▸ **Requirement**
Faithfully return all lines, omitting every embedded picture.

▸ **Data**

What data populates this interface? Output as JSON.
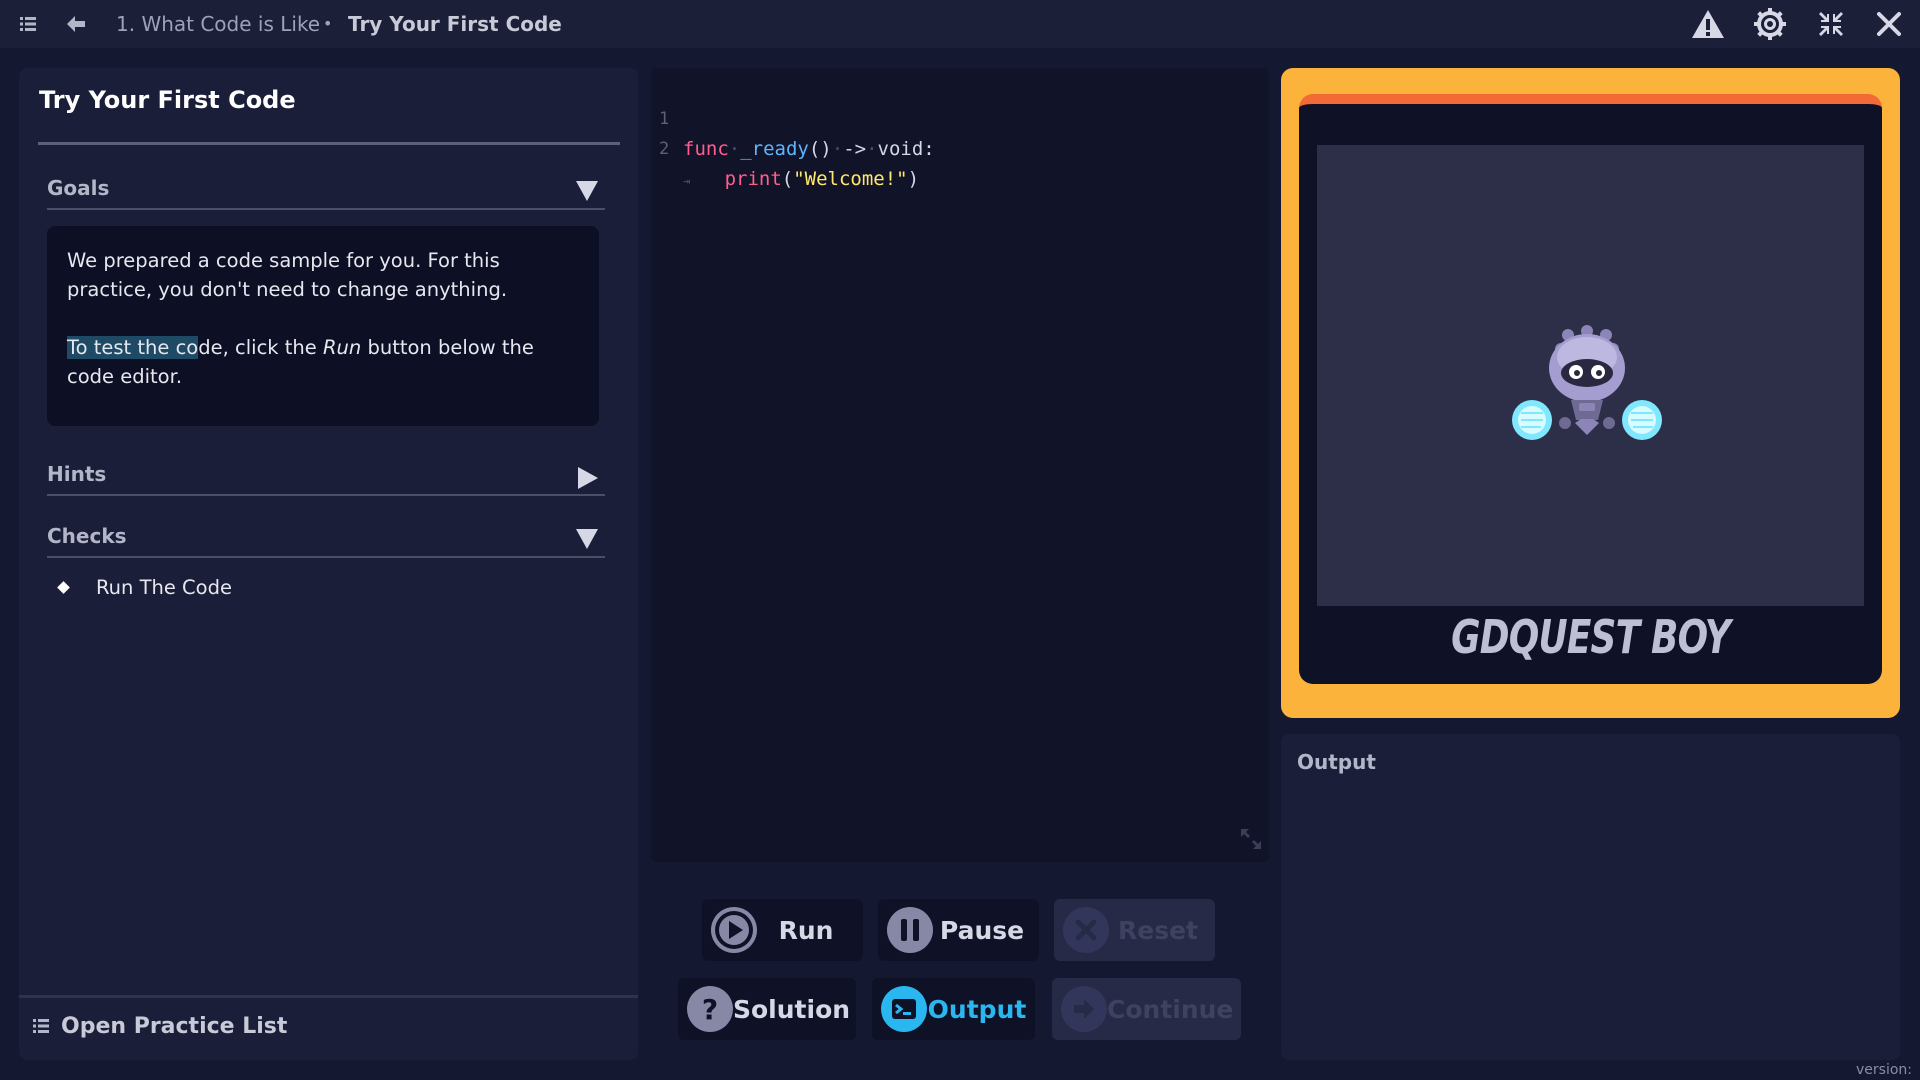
{
  "topbar": {
    "parent_crumb": "1. What Code is Like",
    "separator": "•",
    "current_crumb": "Try Your First Code",
    "icons": [
      "menu-icon",
      "back-arrow-icon",
      "warning-icon",
      "gear-icon",
      "fullscreen-icon",
      "close-icon"
    ]
  },
  "left_panel": {
    "title": "Try Your First Code",
    "goals": {
      "label": "Goals",
      "paragraph1": "We prepared a code sample for you. For this practice, you don't need to change anything.",
      "p2_highlight": "To test the co",
      "p2_a": "de, click the ",
      "p2_italic": "Run",
      "p2_b": " button below the code editor."
    },
    "hints": {
      "label": "Hints"
    },
    "checks": {
      "label": "Checks",
      "items": [
        "Run The Code"
      ]
    },
    "footer_label": "Open Practice List"
  },
  "editor": {
    "line_numbers": [
      "1",
      "2"
    ],
    "line1": {
      "kw": "func",
      "name": "_ready",
      "parens": "()",
      "arrow": "->",
      "type": "void:"
    },
    "line2": {
      "fn": "print",
      "open": "(",
      "str": "\"Welcome!\"",
      "close": ")"
    }
  },
  "buttons": {
    "run": "Run",
    "pause": "Pause",
    "reset": "Reset",
    "solution": "Solution",
    "output": "Output",
    "continue": "Continue"
  },
  "game": {
    "brand": "GDQUEST BOY"
  },
  "output_panel": {
    "title": "Output"
  },
  "footer": {
    "version_label": "version:"
  },
  "colors": {
    "background": "#141831",
    "panel": "#1b1e38",
    "accent_frame": "#fbb33b",
    "keyword": "#ff5d8f",
    "function": "#5fb4ff",
    "string": "#ffe86b",
    "active_button": "#2ab6ee"
  }
}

▸ **Output for this task**
What data populates this interface? Output as JSON.
{
  "topbar": {
    "parent_crumb": "1. What Code is Like",
    "separator": "•",
    "current_crumb": "Try Your First Code",
    "icons": [
      "menu-icon",
      "back-arrow-icon",
      "warning-icon",
      "gear-icon",
      "fullscreen-icon",
      "close-icon"
    ]
  },
  "left_panel": {
    "title": "Try Your First Code",
    "goals": {
      "label": "Goals",
      "paragraph1": "We prepared a code sample for you. For this practice, you don't need to change anything.",
      "p2_highlight": "To test the co",
      "p2_a": "de, click the ",
      "p2_italic": "Run",
      "p2_b": " button below the code editor."
    },
    "hints": {
      "label": "Hints"
    },
    "checks": {
      "label": "Checks",
      "items": [
        "Run The Code"
      ]
    },
    "footer_label": "Open Practice List"
  },
  "editor": {
    "line_numbers": [
      "1",
      "2"
    ],
    "line1": {
      "kw": "func",
      "name": "_ready",
      "parens": "()",
      "arrow": "->",
      "type": "void:"
    },
    "line2": {
      "fn": "print",
      "open": "(",
      "str": "\"Welcome!\"",
      "close": ")"
    }
  },
  "buttons": {
    "run": "Run",
    "pause": "Pause",
    "reset": "Reset",
    "solution": "Solution",
    "output": "Output",
    "continue": "Continue"
  },
  "game": {
    "brand": "GDQUEST BOY"
  },
  "output_panel": {
    "title": "Output"
  },
  "footer": {
    "version_label": "version:"
  },
  "colors": {
    "background": "#141831",
    "panel": "#1b1e38",
    "accent_frame": "#fbb33b",
    "keyword": "#ff5d8f",
    "function": "#5fb4ff",
    "string": "#ffe86b",
    "active_button": "#2ab6ee"
  }
}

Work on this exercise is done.